* [WRITTEN EXERCISE] Write out each line of the material again, word for word.

* [TASK INPUT]
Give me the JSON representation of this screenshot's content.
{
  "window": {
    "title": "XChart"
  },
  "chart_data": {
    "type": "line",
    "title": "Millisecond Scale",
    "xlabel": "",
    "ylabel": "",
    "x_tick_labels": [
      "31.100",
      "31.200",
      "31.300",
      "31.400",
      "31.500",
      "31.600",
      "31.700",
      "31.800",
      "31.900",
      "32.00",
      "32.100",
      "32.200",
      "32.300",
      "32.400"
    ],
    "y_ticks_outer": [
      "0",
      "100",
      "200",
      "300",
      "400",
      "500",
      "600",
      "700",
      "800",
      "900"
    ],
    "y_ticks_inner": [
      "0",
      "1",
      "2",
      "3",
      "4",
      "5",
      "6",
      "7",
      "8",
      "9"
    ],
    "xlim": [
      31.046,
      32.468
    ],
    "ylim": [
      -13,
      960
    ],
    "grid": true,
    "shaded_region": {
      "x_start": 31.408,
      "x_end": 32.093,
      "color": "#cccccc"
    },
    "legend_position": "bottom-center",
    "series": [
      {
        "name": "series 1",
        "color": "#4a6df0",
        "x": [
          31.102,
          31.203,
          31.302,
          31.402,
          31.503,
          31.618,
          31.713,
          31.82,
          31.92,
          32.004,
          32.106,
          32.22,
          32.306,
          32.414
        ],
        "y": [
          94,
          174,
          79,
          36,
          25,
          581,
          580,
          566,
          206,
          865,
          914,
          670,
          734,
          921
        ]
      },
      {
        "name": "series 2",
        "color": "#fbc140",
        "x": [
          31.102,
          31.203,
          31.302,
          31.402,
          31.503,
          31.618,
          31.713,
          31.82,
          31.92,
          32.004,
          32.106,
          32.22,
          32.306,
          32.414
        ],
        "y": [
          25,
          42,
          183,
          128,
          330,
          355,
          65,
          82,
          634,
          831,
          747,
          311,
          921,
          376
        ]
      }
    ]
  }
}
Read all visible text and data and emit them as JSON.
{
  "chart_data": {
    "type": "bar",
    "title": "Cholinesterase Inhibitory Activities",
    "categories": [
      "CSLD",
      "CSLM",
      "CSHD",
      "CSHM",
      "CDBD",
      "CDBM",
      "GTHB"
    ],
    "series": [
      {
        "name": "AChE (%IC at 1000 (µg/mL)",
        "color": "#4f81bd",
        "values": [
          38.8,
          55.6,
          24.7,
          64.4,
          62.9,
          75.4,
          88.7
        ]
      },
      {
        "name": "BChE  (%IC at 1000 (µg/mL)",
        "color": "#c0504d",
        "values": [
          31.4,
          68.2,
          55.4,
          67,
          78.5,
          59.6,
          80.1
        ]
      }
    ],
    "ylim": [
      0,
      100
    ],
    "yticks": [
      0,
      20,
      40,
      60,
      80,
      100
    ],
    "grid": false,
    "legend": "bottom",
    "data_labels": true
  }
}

* [WRITTEN ANSWER]
Give me the JSON representation of this screenshot's content.
{
  "window": {
    "title": "XChart"
  },
  "chart_data": {
    "type": "line",
    "title": "Millisecond Scale",
    "xlabel": "",
    "ylabel": "",
    "x_tick_labels": [
      "31.100",
      "31.200",
      "31.300",
      "31.400",
      "31.500",
      "31.600",
      "31.700",
      "31.800",
      "31.900",
      "32.00",
      "32.100",
      "32.200",
      "32.300",
      "32.400"
    ],
    "y_ticks_outer": [
      "0",
      "100",
      "200",
      "300",
      "400",
      "500",
      "600",
      "700",
      "800",
      "900"
    ],
    "y_ticks_inner": [
      "0",
      "1",
      "2",
      "3",
      "4",
      "5",
      "6",
      "7",
      "8",
      "9"
    ],
    "xlim": [
      31.046,
      32.468
    ],
    "ylim": [
      -13,
      960
    ],
    "grid": true,
    "shaded_region": {
      "x_start": 31.408,
      "x_end": 32.093,
      "color": "#cccccc"
    },
    "legend_position": "bottom-center",
    "series": [
      {
        "name": "series 1",
        "color": "#4a6df0",
        "x": [
          31.102,
          31.203,
          31.302,
          31.402,
          31.503,
          31.618,
          31.713,
          31.82,
          31.92,
          32.004,
          32.106,
          32.22,
          32.306,
          32.414
        ],
        "y": [
          94,
          174,
          79,
          36,
          25,
          581,
          580,
          566,
          206,
          865,
          914,
          670,
          734,
          921
        ]
      },
      {
        "name": "series 2",
        "color": "#fbc140",
        "x": [
          31.102,
          31.203,
          31.302,
          31.402,
          31.503,
          31.618,
          31.713,
          31.82,
          31.92,
          32.004,
          32.106,
          32.22,
          32.306,
          32.414
        ],
        "y": [
          25,
          42,
          183,
          128,
          330,
          355,
          65,
          82,
          634,
          831,
          747,
          311,
          921,
          376
        ]
      }
    ]
  }
}
Read all visible text and data and emit them as JSON.
{
  "chart_data": {
    "type": "bar",
    "title": "Cholinesterase Inhibitory Activities",
    "categories": [
      "CSLD",
      "CSLM",
      "CSHD",
      "CSHM",
      "CDBD",
      "CDBM",
      "GTHB"
    ],
    "series": [
      {
        "name": "AChE (%IC at 1000 (µg/mL)",
        "color": "#4f81bd",
        "values": [
          38.8,
          55.6,
          24.7,
          64.4,
          62.9,
          75.4,
          88.7
        ]
      },
      {
        "name": "BChE  (%IC at 1000 (µg/mL)",
        "color": "#c0504d",
        "values": [
          31.4,
          68.2,
          55.4,
          67,
          78.5,
          59.6,
          80.1
        ]
      }
    ],
    "ylim": [
      0,
      100
    ],
    "yticks": [
      0,
      20,
      40,
      60,
      80,
      100
    ],
    "grid": false,
    "legend": "bottom",
    "data_labels": true
  }
}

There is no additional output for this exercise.